Exercises:
[1] Answer these questions about the text on the context window manager:
(a) Which Python version does the text list as a prerequisite?
(b) Which tool branches a context for exploration?
(c) What does each session get to keep sessions isolated?
[2] Proceed with the text on the context window manager, starting right after its last line.

Text passage:
CWM Approach (Lossless):
┌──────────────────────────────────────────────────────────────┐
│ Context fills up → Freeze KV cache → Store tensors → Thaw │
│ ↓ │
│ Exact restoration, zero loss │
└──────────────────────────────────────────────────────────────┘
```

CWM leverages:
- **vLLM's prefix caching** with `cache_salt` for session isolation
- **LMCache** for tiered KV cache storage (GPU → CPU → Disk → Redis)
- **MCP protocol** for seamless integration with Claude Code and other MCP clients

---

## Quick Start

### Prerequisites

- Python 3.11+
- vLLM server with prefix caching enabled
- LMCache configured with vLLM

### Installation

```bash
pip install cwm-mcp
```

### Configuration

Add to your Claude Code settings (`.claude/settings.json`):

```json
{
"mcpServers": {
"context-window-manager": {
"command": "python",
"args": ["-m", "context_window_manager"],
"env": {
"CWM_VLLM_URL": "http://localhost:8000"
}
}
}
}
```

### Usage

```
# Freeze your current session
> window_freeze session_abc123 my-coding-project

# Later, restore it
> window_thaw my-coding-project

# List all saved windows
> window_list

# Check status
> window_status my-coding-project
```

---

## Features

### Core Operations

| Tool | Description |
|------|-------------|
| `window_freeze` | Snapshot session context to storage |
| `window_thaw` | Restore context from a saved window |
| `window_list` | List available context windows |
| `window_status` | Get detailed session/window info |
| `window_clone` | Branch a context for exploration |
| `window_delete` | Remove a saved window |

### Storage Tiers

CWM automatically manages storage across tiers:

1. **CPU Memory** - Fast, limited capacity
2. **Disk** - Large capacity, compressed
3. **Redis** - Distributed, shared across instances

### Session Isolation

Each session gets a unique `cache_salt`, ensuring:
- No cross-session data leakage
- Protection against timing attacks
- Clean separation of contexts

---

## Documentation

| Document | Description |
|----------|-------------|
| [USER_GUIDE.md](docs/USER_GUIDE.md) | Getting started and workflows |
| [API.md](docs/API.md) | Complete API reference |
| [ARCHITECTURE.md](docs/ARCHITECTURE.md) | Technical architecture deep-dive |
| [SECURITY.md](docs/SECURITY.md) | Security considerations |
| [ERROR_HANDLING.md](docs/ERROR_HANDLING.md) | Error taxonomy and handling |
| [ROADMAP.md](docs/ROADMAP.md) | Development phases and milestones |
| [CONTRIBUTING.md](docs/CONTRIBUTING.md) | Development guidelines |

---

## Requirements

### vLLM Server Configuration

```bash
vllm serve "meta-llama/Llama-3.1-8B-Instruct" \
--enable-prefix-caching \
--kv-transfer-config '{"kv_connector":"LMCacheConnectorV1","kv_role":"kv_both"}'
```

### LMCache Environment

```bash
export LMCACHE_USE_EXPERIMENTAL=True
export LMCACHE_LOCAL_CPU=True
export LMCACHE_MAX_LOCAL_CPU_SIZE=8.0
```

---

## Development

```bash
# Clone and setup
git clone https://github.com/mcp-tool-shop-org/context-window-manager.git
cd context-window-manager
python -m venv .venv
.venv\Scripts\activate # Windows
pip install -e ".[dev]"

Supplied entries:

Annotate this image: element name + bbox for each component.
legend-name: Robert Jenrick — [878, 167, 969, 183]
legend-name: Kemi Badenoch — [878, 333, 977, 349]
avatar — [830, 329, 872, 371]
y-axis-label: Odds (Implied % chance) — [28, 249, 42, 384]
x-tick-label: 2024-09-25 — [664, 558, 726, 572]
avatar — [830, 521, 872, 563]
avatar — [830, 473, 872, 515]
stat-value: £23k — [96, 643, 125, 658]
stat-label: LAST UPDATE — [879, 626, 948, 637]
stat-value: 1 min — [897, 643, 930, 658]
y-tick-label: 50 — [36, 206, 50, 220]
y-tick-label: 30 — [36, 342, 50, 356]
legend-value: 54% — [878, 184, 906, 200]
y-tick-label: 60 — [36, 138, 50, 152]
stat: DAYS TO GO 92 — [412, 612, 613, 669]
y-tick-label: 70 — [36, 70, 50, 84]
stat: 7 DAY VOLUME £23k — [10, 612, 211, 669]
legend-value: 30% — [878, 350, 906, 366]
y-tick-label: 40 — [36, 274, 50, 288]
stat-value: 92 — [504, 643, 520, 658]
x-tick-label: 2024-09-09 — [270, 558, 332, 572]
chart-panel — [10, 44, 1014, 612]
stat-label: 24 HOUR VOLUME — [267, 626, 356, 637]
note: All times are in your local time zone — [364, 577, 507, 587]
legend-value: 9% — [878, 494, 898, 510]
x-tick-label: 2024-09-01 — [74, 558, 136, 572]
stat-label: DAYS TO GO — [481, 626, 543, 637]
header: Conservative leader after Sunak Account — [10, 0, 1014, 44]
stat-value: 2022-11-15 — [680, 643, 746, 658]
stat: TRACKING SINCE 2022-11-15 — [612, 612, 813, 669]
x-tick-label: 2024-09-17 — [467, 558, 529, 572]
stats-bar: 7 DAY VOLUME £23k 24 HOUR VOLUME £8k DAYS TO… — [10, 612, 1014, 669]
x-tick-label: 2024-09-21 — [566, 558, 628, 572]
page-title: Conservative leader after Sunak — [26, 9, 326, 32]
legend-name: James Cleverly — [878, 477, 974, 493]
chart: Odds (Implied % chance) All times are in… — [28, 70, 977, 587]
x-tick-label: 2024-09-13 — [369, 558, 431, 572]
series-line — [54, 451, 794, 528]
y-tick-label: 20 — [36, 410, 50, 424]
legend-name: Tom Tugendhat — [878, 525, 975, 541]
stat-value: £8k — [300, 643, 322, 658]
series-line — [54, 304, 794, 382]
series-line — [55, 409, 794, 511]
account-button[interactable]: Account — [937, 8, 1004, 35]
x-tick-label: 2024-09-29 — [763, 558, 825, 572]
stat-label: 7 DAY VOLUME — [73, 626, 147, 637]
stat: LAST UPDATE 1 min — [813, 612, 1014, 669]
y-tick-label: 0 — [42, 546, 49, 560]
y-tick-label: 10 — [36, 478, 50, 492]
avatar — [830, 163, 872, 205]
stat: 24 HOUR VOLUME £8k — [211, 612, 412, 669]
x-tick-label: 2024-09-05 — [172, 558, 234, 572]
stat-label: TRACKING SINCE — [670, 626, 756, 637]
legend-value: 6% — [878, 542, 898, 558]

Activity answers:
[1]
(a) Python 3.11+
(b) `window_clone`
(c) A unique `cache_salt`

[2]
# Run tests
pytest tests/unit/

# Run with coverage
pytest tests/unit/ --cov=src/context_window_manager
```

See [CONTRIBUTING.md](docs/CONTRIBUTING.md) for detailed guidelines.

---

## Roadmap

- [x] Phase 0: Documentation & Architecture
- [x] Phase 1: Core Infrastructure
- [x] Phase 2: MCP Server Shell
- [x] Phase 3: Freeze Implementation
- [x] Phase 4: Thaw Implementation
- [x] Phase 5: Advanced Features (clone, auto-freeze)
- [x] Phase 6: Production Hardening
- [x] Phase 7: Integration & Polish

See [ROADMAP.md](docs/ROADMAP.md) for details.

---

## License

MIT License - see [LICENSE](LICENSE) for details.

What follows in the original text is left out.